= Problem statement =
Find every line in the records below that holds the word "JSON" and copy it.

(Entries with figure data)
--------------------------------

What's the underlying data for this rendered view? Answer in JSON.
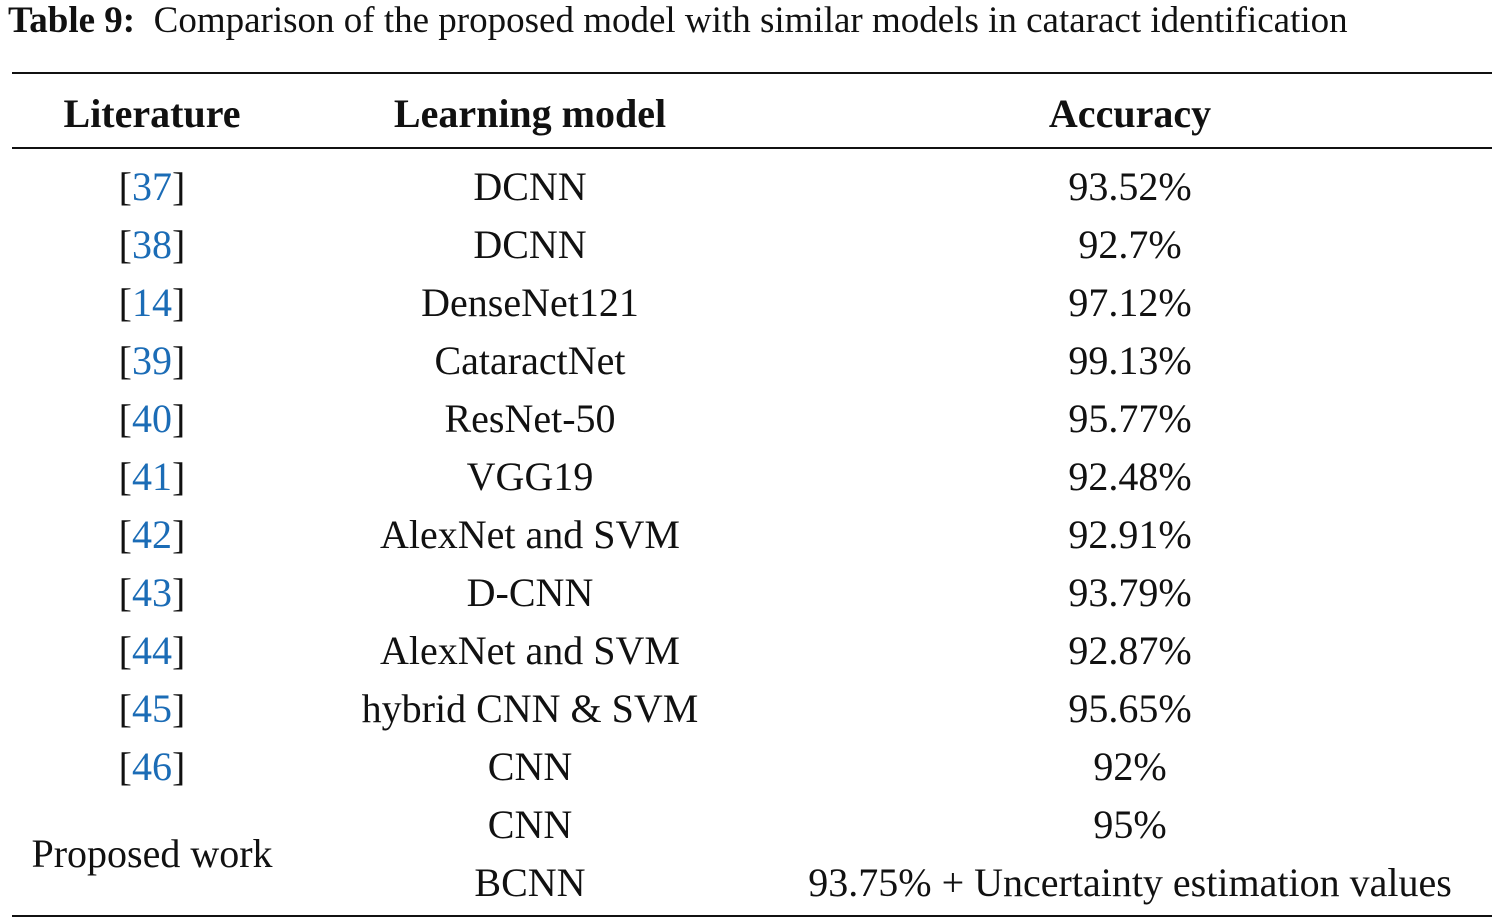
{
  "caption": {
    "label": "Table 9:",
    "text": "Comparison of the proposed model with similar models in cataract identification"
  },
  "table": {
    "header": [
      "Literature",
      "Learning model",
      "Accuracy"
    ],
    "rows": [
      {
        "literature": [
          "[",
          "37",
          "]"
        ],
        "model": "DCNN",
        "accuracy": "93.52%"
      },
      {
        "literature": [
          "[",
          "38",
          "]"
        ],
        "model": "DCNN",
        "accuracy": "92.7%"
      },
      {
        "literature": [
          "[",
          "14",
          "]"
        ],
        "model": "DenseNet121",
        "accuracy": "97.12%"
      },
      {
        "literature": [
          "[",
          "39",
          "]"
        ],
        "model": "CataractNet",
        "accuracy": "99.13%"
      },
      {
        "literature": [
          "[",
          "40",
          "]"
        ],
        "model": "ResNet-50",
        "accuracy": "95.77%"
      },
      {
        "literature": [
          "[",
          "41",
          "]"
        ],
        "model": "VGG19",
        "accuracy": "92.48%"
      },
      {
        "literature": [
          "[",
          "42",
          "]"
        ],
        "model": "AlexNet and SVM",
        "accuracy": "92.91%"
      },
      {
        "literature": [
          "[",
          "43",
          "]"
        ],
        "model": "D-CNN",
        "accuracy": "93.79%"
      },
      {
        "literature": [
          "[",
          "44",
          "]"
        ],
        "model": "AlexNet and SVM",
        "accuracy": "92.87%"
      },
      {
        "literature": [
          "[",
          "45",
          "]"
        ],
        "model": "hybrid CNN & SVM",
        "accuracy": "95.65%"
      },
      {
        "literature": [
          "[",
          "46",
          "]"
        ],
        "model": "CNN",
        "accuracy": "92%"
      }
    ],
    "proposed": {
      "literature": "Proposed work",
      "entries": [
        {
          "model": "CNN",
          "accuracy": "95%"
        },
        {
          "model": "BCNN",
          "accuracy": "93.75% + Uncertainty estimation values"
        }
      ]
    }
  }
}
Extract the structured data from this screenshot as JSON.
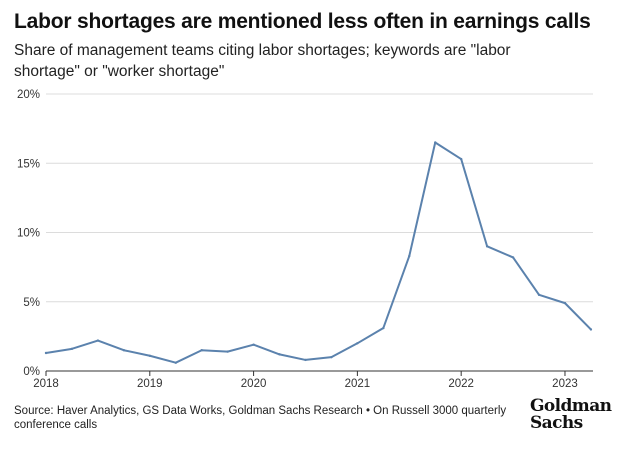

--------------------------------

= Complete response =
What's the underlying data for this rendered view? Answer in JSON.
Extract the structured data from this screenshot as JSON.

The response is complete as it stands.